## YOUR OBJECTIVE
Write out all the data again, exactly as it stands.

## GIVEN INFORMATION

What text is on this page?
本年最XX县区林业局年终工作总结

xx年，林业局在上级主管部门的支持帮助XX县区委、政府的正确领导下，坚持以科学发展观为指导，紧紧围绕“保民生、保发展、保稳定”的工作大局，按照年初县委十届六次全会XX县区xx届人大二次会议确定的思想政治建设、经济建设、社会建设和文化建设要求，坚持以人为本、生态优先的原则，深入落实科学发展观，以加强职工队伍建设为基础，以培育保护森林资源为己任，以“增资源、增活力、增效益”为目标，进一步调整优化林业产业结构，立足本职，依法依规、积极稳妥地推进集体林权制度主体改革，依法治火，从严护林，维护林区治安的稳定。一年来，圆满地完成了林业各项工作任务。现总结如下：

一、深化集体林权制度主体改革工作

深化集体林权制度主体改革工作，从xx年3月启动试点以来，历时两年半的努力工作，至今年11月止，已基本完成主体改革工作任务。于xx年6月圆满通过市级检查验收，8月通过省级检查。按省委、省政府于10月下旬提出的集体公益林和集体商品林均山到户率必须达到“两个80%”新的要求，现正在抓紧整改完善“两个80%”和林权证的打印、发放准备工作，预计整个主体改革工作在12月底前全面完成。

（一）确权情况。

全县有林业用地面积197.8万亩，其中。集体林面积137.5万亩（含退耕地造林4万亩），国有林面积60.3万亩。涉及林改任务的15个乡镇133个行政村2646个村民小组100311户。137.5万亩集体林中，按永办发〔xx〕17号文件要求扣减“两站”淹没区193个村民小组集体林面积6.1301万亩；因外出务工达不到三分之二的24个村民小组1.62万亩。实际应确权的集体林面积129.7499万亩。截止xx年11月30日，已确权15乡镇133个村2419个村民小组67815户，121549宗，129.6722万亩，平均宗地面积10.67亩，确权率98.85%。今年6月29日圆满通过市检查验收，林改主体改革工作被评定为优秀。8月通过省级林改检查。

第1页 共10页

## ANSWER TO THIS TASK
What text is on this page?
本年最XX县区林业局年终工作总结

xx年，林业局在上级主管部门的支持帮助XX县区委、政府的正确领导下，坚持以科学发展观为指导，紧紧围绕“保民生、保发展、保稳定”的工作大局，按照年初县委十届六次全会XX县区xx届人大二次会议确定的思想政治建设、经济建设、社会建设和文化建设要求，坚持以人为本、生态优先的原则，深入落实科学发展观，以加强职工队伍建设为基础，以培育保护森林资源为己任，以“增资源、增活力、增效益”为目标，进一步调整优化林业产业结构，立足本职，依法依规、积极稳妥地推进集体林权制度主体改革，依法治火，从严护林，维护林区治安的稳定。一年来，圆满地完成了林业各项工作任务。现总结如下：

一、深化集体林权制度主体改革工作

深化集体林权制度主体改革工作，从xx年3月启动试点以来，历时两年半的努力工作，至今年11月止，已基本完成主体改革工作任务。于xx年6月圆满通过市级检查验收，8月通过省级检查。按省委、省政府于10月下旬提出的集体公益林和集体商品林均山到户率必须达到“两个80%”新的要求，现正在抓紧整改完善“两个80%”和林权证的打印、发放准备工作，预计整个主体改革工作在12月底前全面完成。

（一）确权情况。

全县有林业用地面积197.8万亩，其中。集体林面积137.5万亩（含退耕地造林4万亩），国有林面积60.3万亩。涉及林改任务的15个乡镇133个行政村2646个村民小组100311户。137.5万亩集体林中，按永办发〔xx〕17号文件要求扣减“两站”淹没区193个村民小组集体林面积6.1301万亩；因外出务工达不到三分之二的24个村民小组1.62万亩。实际应确权的集体林面积129.7499万亩。截止xx年11月30日，已确权15乡镇133个村2419个村民小组67815户，121549宗，129.6722万亩，平均宗地面积10.67亩，确权率98.85%。今年6月29日圆满通过市检查验收，林改主体改革工作被评定为优秀。8月通过省级林改检查。

第1页 共10页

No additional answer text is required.